▸ **Records for processing**
#####
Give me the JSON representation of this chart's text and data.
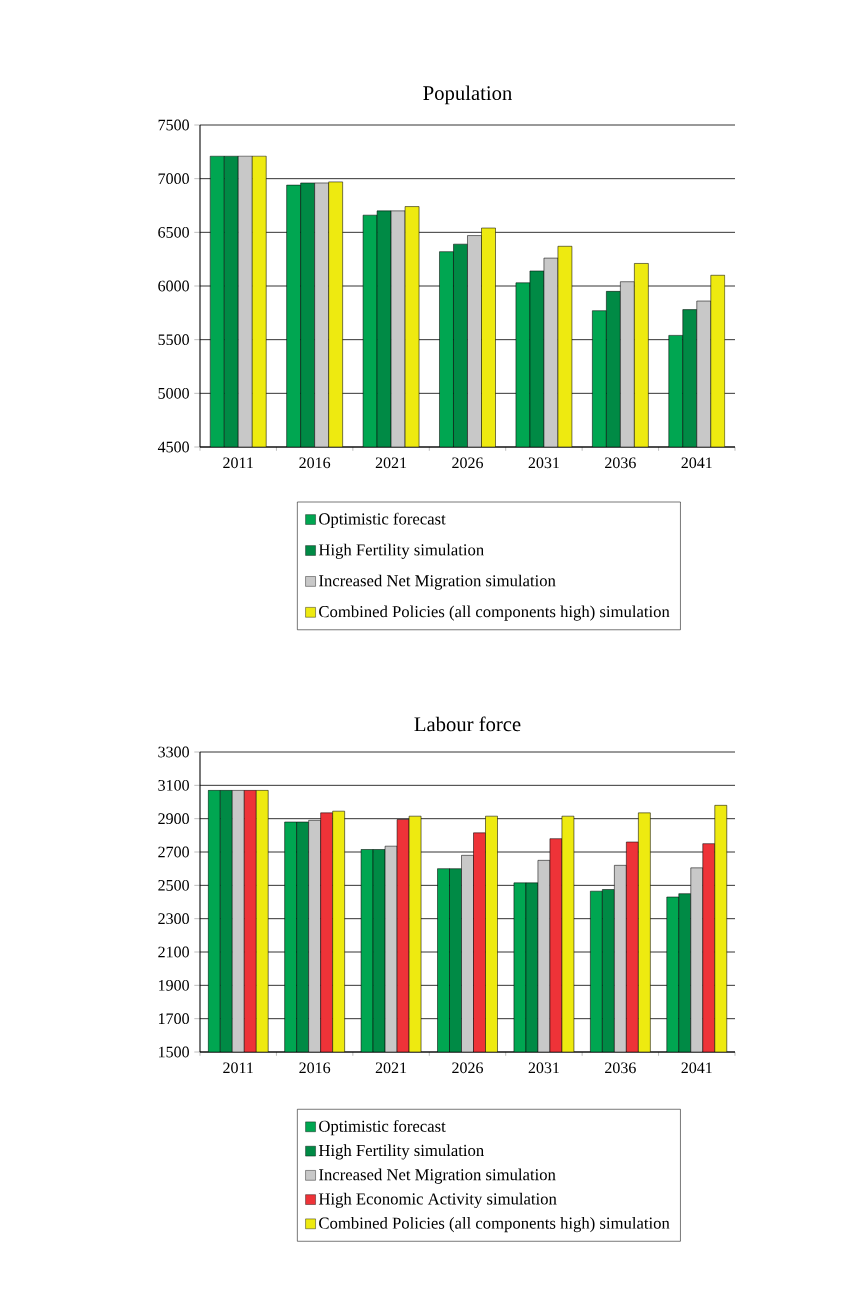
{
  "chart_data": [
    {
      "type": "bar",
      "title": "Population",
      "categories": [
        "2011",
        "2016",
        "2021",
        "2026",
        "2031",
        "2036",
        "2041"
      ],
      "series": [
        {
          "name": "Optimistic forecast",
          "color": "#00a651",
          "values": [
            7210,
            6940,
            6660,
            6320,
            6030,
            5770,
            5540
          ]
        },
        {
          "name": "High Fertility simulation",
          "color": "#008a45",
          "values": [
            7210,
            6960,
            6700,
            6390,
            6140,
            5950,
            5780
          ]
        },
        {
          "name": "Increased Net Migration simulation",
          "color": "#c8c8c8",
          "values": [
            7210,
            6960,
            6700,
            6470,
            6260,
            6040,
            5860
          ]
        },
        {
          "name": "Combined Policies (all components high) simulation",
          "color": "#eeea10",
          "values": [
            7210,
            6970,
            6740,
            6540,
            6370,
            6210,
            6100
          ]
        }
      ],
      "ylim": [
        4500,
        7500
      ],
      "yticks": [
        4500,
        5000,
        5500,
        6000,
        6500,
        7000,
        7500
      ],
      "grid": "y",
      "legend": "bottom"
    },
    {
      "type": "bar",
      "title": "Labour force",
      "categories": [
        "2011",
        "2016",
        "2021",
        "2026",
        "2031",
        "2036",
        "2041"
      ],
      "series": [
        {
          "name": "Optimistic forecast",
          "color": "#00a651",
          "values": [
            3070,
            2880,
            2715,
            2600,
            2515,
            2465,
            2430
          ]
        },
        {
          "name": "High Fertility simulation",
          "color": "#008a45",
          "values": [
            3070,
            2880,
            2715,
            2600,
            2515,
            2475,
            2450
          ]
        },
        {
          "name": "Increased Net Migration simulation",
          "color": "#c8c8c8",
          "values": [
            3070,
            2890,
            2735,
            2680,
            2650,
            2620,
            2605
          ]
        },
        {
          "name": "High Economic Activity simulation",
          "color": "#ee3338",
          "values": [
            3070,
            2935,
            2895,
            2815,
            2780,
            2760,
            2750
          ]
        },
        {
          "name": "Combined Policies (all components high) simulation",
          "color": "#eeea10",
          "values": [
            3070,
            2945,
            2915,
            2915,
            2915,
            2935,
            2980
          ]
        }
      ],
      "ylim": [
        1500,
        3300
      ],
      "yticks": [
        1500,
        1700,
        1900,
        2100,
        2300,
        2500,
        2700,
        2900,
        3100,
        3300
      ],
      "grid": "y",
      "legend": "bottom"
    }
  ]
}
#####
▸ **Given request**
Output every entry word for word, but omit the pictures.

▸ **Answer to this task**
Give me the JSON representation of this chart's text and data.
{
  "chart_data": [
    {
      "type": "bar",
      "title": "Population",
      "categories": [
        "2011",
        "2016",
        "2021",
        "2026",
        "2031",
        "2036",
        "2041"
      ],
      "series": [
        {
          "name": "Optimistic forecast",
          "color": "#00a651",
          "values": [
            7210,
            6940,
            6660,
            6320,
            6030,
            5770,
            5540
          ]
        },
        {
          "name": "High Fertility simulation",
          "color": "#008a45",
          "values": [
            7210,
            6960,
            6700,
            6390,
            6140,
            5950,
            5780
          ]
        },
        {
          "name": "Increased Net Migration simulation",
          "color": "#c8c8c8",
          "values": [
            7210,
            6960,
            6700,
            6470,
            6260,
            6040,
            5860
          ]
        },
        {
          "name": "Combined Policies (all components high) simulation",
          "color": "#eeea10",
          "values": [
            7210,
            6970,
            6740,
            6540,
            6370,
            6210,
            6100
          ]
        }
      ],
      "ylim": [
        4500,
        7500
      ],
      "yticks": [
        4500,
        5000,
        5500,
        6000,
        6500,
        7000,
        7500
      ],
      "grid": "y",
      "legend": "bottom"
    },
    {
      "type": "bar",
      "title": "Labour force",
      "categories": [
        "2011",
        "2016",
        "2021",
        "2026",
        "2031",
        "2036",
        "2041"
      ],
      "series": [
        {
          "name": "Optimistic forecast",
          "color": "#00a651",
          "values": [
            3070,
            2880,
            2715,
            2600,
            2515,
            2465,
            2430
          ]
        },
        {
          "name": "High Fertility simulation",
          "color": "#008a45",
          "values": [
            3070,
            2880,
            2715,
            2600,
            2515,
            2475,
            2450
          ]
        },
        {
          "name": "Increased Net Migration simulation",
          "color": "#c8c8c8",
          "values": [
            3070,
            2890,
            2735,
            2680,
            2650,
            2620,
            2605
          ]
        },
        {
          "name": "High Economic Activity simulation",
          "color": "#ee3338",
          "values": [
            3070,
            2935,
            2895,
            2815,
            2780,
            2760,
            2750
          ]
        },
        {
          "name": "Combined Policies (all components high) simulation",
          "color": "#eeea10",
          "values": [
            3070,
            2945,
            2915,
            2915,
            2915,
            2935,
            2980
          ]
        }
      ],
      "ylim": [
        1500,
        3300
      ],
      "yticks": [
        1500,
        1700,
        1900,
        2100,
        2300,
        2500,
        2700,
        2900,
        3100,
        3300
      ],
      "grid": "y",
      "legend": "bottom"
    }
  ]
}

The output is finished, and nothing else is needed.